» **To do**
From the entries below, copy out every line with "обеспечение" in it.

» **Entries provided**
....
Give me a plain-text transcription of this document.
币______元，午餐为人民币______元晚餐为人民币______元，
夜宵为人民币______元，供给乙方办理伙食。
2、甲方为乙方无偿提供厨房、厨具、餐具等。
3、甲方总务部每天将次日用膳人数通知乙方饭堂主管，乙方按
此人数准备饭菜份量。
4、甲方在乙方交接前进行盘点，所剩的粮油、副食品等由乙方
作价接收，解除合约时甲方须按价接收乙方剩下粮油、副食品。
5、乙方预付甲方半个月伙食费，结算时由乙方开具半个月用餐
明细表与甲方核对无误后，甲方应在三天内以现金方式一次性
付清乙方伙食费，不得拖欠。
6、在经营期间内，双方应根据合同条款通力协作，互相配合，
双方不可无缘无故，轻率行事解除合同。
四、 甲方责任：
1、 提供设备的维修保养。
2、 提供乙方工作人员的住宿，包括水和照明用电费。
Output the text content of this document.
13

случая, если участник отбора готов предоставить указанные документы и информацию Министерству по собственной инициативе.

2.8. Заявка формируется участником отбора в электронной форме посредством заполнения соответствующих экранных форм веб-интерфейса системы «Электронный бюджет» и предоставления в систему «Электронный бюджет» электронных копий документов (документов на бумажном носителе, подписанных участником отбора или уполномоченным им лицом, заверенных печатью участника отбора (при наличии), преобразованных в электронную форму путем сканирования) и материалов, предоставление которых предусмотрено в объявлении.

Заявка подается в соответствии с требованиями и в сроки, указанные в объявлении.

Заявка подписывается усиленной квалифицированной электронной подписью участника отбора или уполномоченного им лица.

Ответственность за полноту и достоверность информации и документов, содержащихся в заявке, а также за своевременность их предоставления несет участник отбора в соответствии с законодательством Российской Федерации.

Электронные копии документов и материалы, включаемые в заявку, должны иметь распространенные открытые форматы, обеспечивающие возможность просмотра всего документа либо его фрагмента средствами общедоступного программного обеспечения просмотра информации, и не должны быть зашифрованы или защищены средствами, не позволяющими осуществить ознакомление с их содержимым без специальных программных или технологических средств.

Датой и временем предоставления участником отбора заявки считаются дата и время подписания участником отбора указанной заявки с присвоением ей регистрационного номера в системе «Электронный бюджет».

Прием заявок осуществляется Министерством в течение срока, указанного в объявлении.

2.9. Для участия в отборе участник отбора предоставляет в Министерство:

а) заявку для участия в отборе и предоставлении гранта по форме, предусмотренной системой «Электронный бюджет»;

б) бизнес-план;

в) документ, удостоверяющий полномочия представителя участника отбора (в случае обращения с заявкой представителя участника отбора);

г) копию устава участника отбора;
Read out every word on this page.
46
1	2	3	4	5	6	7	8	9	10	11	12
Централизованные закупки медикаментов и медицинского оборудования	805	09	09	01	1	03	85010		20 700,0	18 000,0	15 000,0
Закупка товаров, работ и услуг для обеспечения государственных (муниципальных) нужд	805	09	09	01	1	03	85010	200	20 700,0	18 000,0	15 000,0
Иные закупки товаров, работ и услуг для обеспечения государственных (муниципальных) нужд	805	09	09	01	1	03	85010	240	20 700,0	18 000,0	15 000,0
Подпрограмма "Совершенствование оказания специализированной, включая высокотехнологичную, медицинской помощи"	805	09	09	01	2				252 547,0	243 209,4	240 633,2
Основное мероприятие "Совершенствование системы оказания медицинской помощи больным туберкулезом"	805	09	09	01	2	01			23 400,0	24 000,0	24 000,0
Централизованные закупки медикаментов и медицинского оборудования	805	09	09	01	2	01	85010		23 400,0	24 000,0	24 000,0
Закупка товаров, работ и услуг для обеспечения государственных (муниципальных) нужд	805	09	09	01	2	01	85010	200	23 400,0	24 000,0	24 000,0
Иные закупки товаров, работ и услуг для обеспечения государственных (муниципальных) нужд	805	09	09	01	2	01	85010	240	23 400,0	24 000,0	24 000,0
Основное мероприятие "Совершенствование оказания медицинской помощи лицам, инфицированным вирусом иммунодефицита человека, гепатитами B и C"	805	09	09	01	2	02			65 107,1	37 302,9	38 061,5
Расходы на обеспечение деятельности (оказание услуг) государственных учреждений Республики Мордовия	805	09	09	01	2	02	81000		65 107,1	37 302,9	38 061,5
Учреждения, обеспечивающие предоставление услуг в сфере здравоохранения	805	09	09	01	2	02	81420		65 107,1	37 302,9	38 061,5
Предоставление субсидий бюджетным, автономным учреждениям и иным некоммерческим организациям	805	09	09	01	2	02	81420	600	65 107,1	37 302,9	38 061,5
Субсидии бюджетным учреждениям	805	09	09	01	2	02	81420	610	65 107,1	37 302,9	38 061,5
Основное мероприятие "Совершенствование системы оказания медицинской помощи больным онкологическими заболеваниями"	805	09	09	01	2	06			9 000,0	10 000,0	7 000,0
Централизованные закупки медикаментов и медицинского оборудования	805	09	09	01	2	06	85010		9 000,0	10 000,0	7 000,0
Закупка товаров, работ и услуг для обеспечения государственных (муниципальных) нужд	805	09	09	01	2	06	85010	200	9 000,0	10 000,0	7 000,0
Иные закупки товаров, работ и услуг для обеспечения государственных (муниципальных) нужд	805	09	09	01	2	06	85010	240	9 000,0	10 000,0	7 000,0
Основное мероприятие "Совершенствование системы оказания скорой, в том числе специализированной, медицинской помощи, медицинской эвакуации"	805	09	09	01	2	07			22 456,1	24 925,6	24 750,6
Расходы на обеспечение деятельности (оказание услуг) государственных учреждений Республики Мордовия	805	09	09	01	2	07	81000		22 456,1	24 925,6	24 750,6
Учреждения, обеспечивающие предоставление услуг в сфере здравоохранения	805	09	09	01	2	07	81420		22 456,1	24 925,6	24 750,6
....
» **Final result**
Расходы на обеспечение деятельности (оказание услуг) государственных учреждений Республики Мордовия	805	09	09	01	2	02	81000		65 107,1	37 302,9	38 061,5
Расходы на обеспечение деятельности (оказание услуг) государственных учреждений Республики Мордовия	805	09	09	01	2	07	81000		22 456,1	24 925,6	24 750,6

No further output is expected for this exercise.